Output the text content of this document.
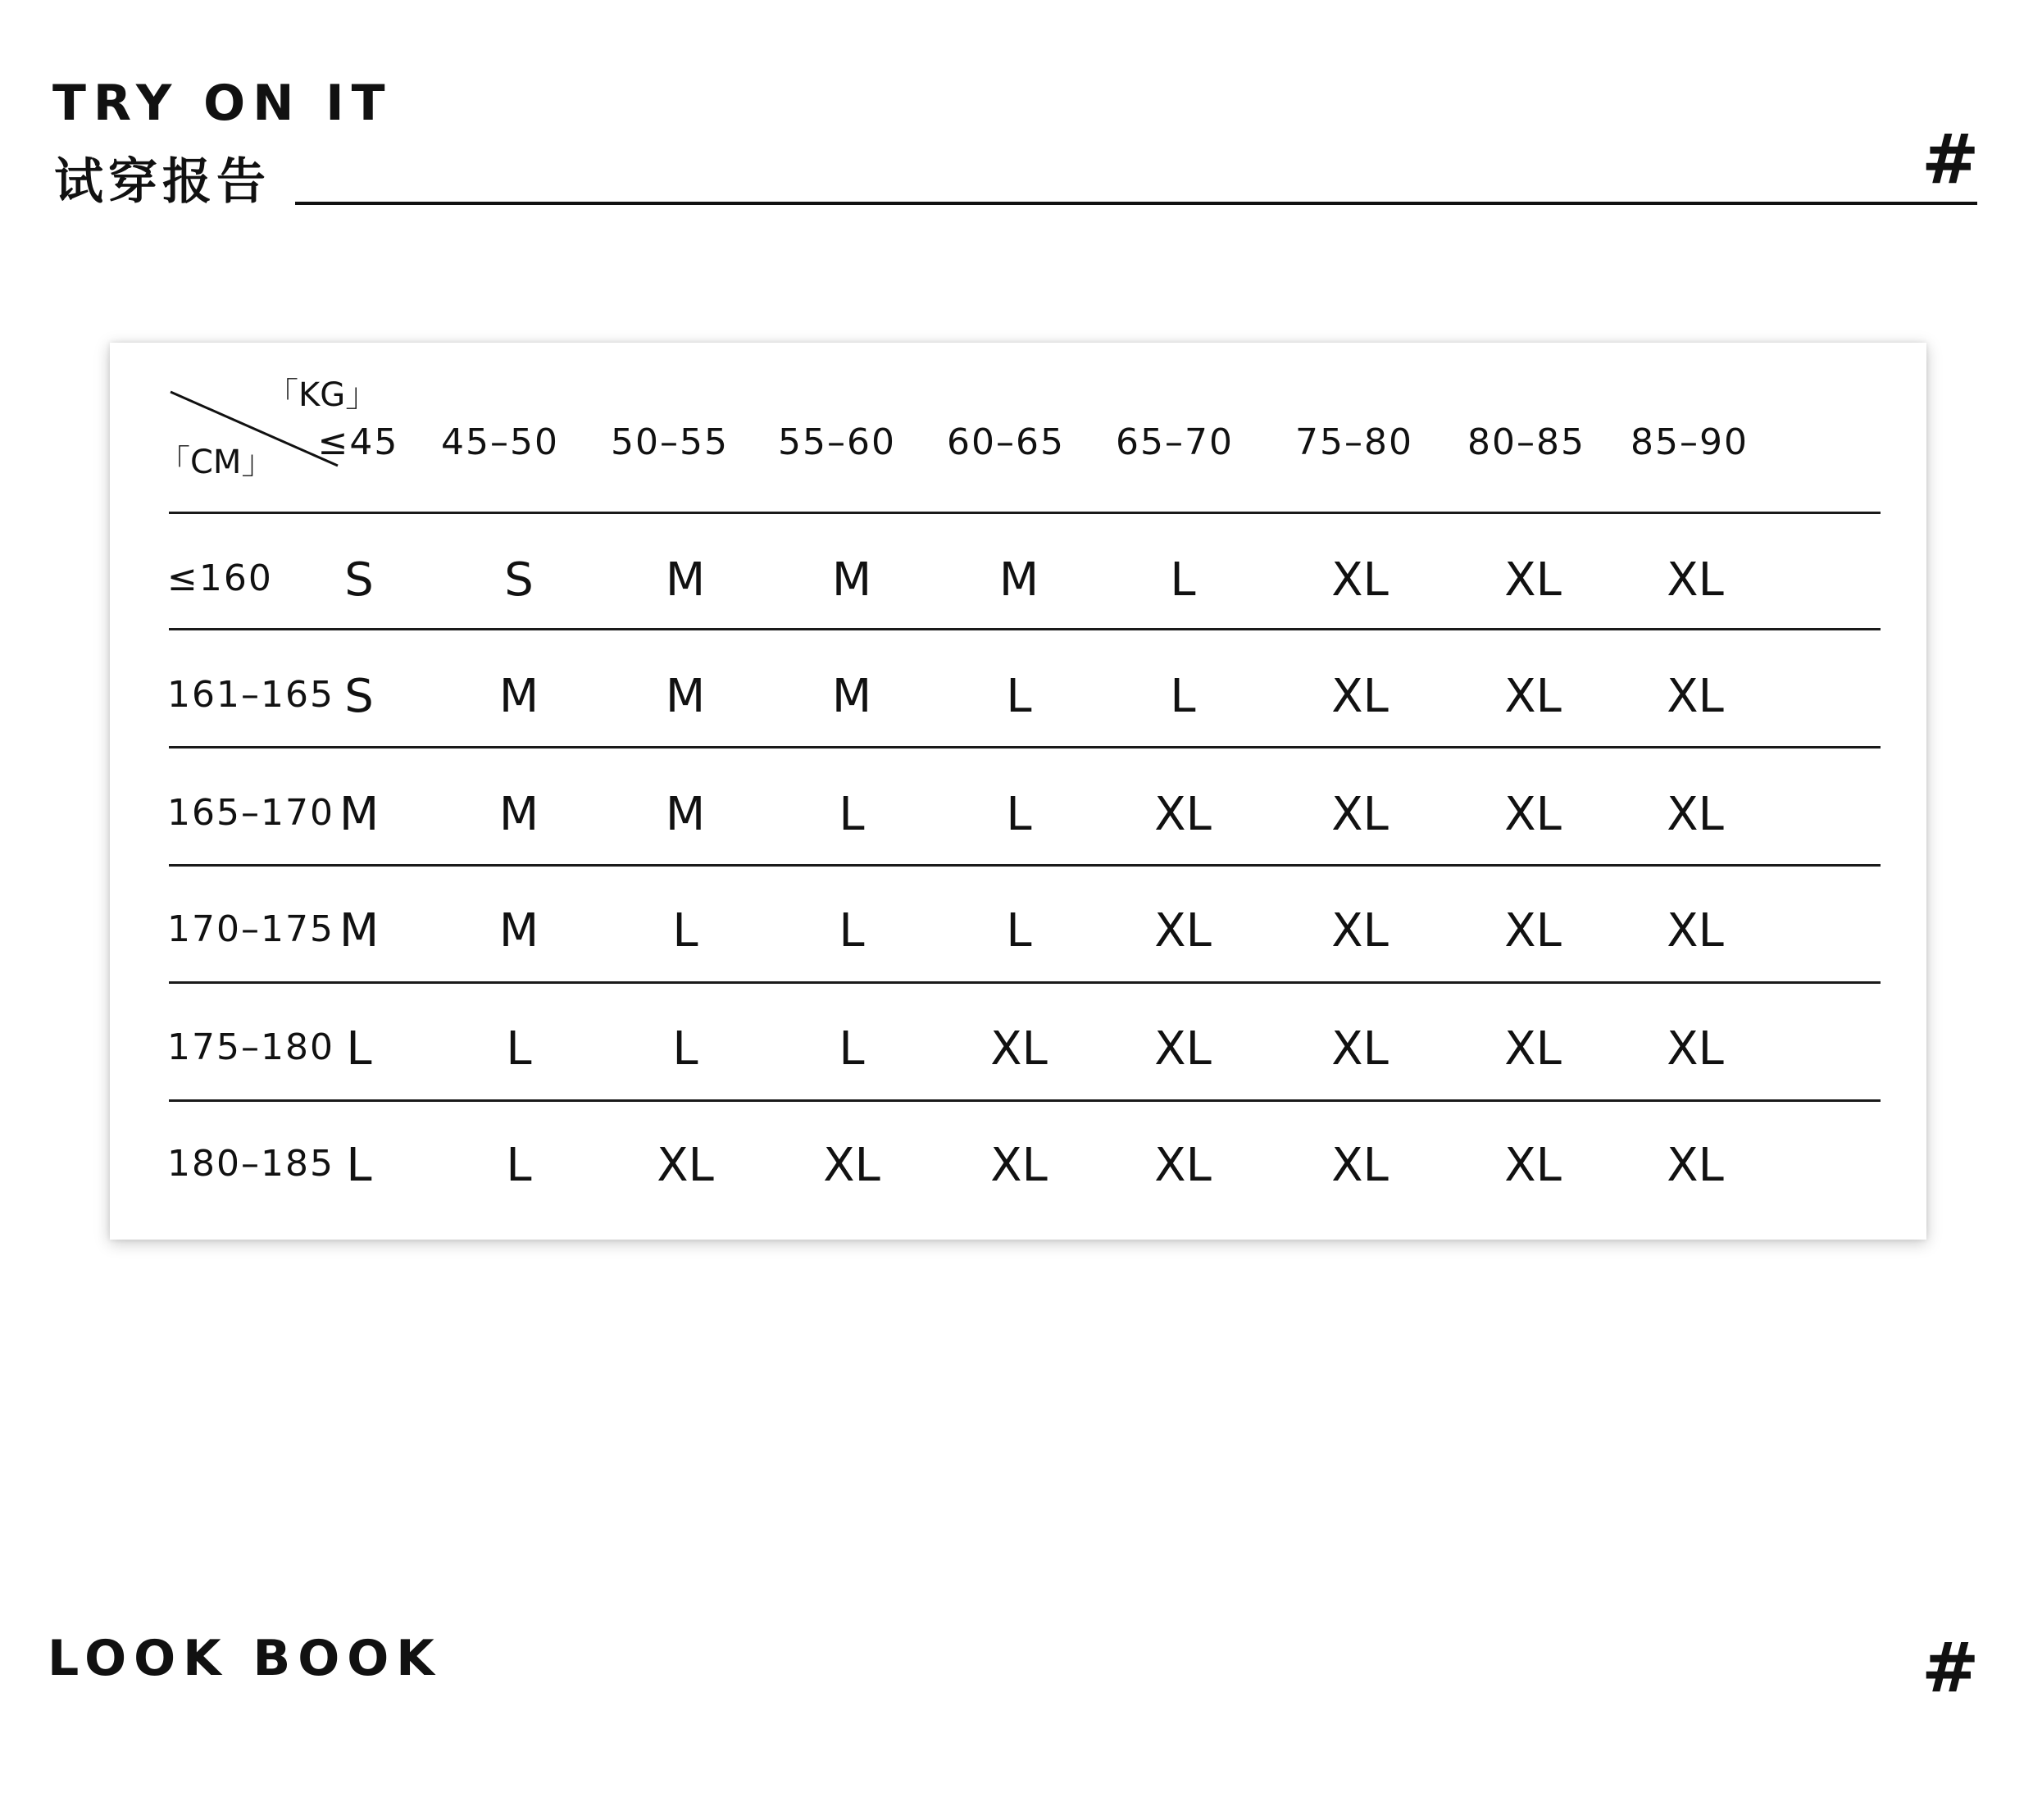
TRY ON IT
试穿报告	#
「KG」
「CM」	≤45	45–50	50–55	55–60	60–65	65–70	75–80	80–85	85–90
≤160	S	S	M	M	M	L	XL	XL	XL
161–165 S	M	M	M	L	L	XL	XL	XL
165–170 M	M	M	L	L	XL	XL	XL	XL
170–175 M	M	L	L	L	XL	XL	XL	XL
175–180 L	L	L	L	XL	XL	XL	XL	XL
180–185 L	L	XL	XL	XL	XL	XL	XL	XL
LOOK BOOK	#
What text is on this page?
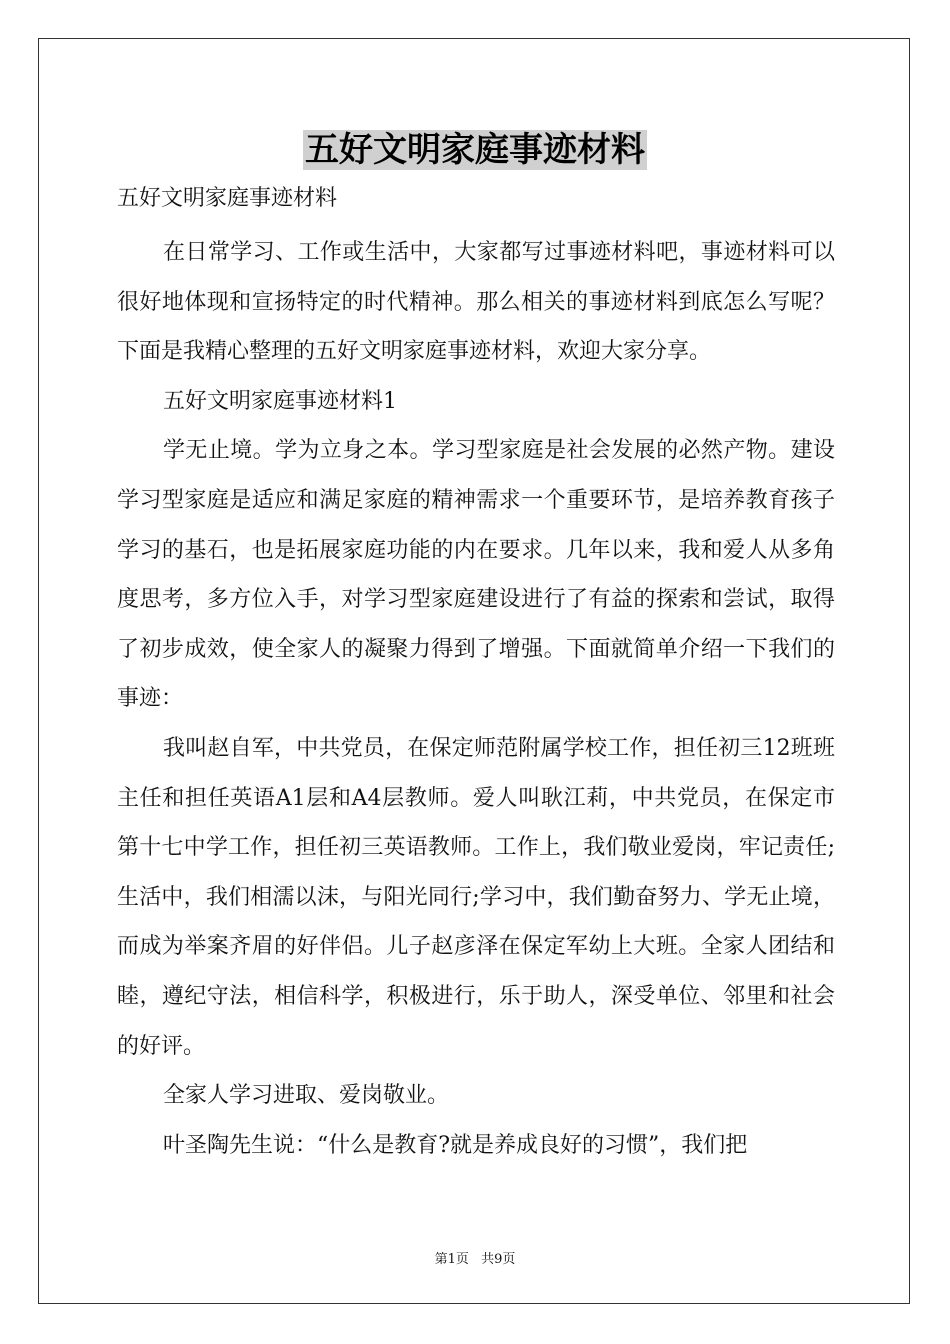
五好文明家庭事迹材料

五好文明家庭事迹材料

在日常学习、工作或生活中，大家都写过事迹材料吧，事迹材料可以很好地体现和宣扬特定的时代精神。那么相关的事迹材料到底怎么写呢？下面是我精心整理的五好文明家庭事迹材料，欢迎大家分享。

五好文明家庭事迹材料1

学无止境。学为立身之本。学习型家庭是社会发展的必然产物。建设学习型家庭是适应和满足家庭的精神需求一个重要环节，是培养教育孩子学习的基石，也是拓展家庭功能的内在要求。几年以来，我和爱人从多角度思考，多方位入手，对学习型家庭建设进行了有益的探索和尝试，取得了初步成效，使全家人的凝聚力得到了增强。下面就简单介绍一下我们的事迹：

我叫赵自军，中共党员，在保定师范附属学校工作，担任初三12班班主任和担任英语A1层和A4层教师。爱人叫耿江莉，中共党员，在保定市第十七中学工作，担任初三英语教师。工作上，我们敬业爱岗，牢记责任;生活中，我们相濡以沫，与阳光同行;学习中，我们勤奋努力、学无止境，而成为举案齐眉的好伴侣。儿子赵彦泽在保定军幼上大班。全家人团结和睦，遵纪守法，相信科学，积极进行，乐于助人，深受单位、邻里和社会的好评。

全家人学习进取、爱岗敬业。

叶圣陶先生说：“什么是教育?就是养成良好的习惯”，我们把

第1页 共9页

##########

Give the count of lines in the data above that hold the string "this", with no additional words.

2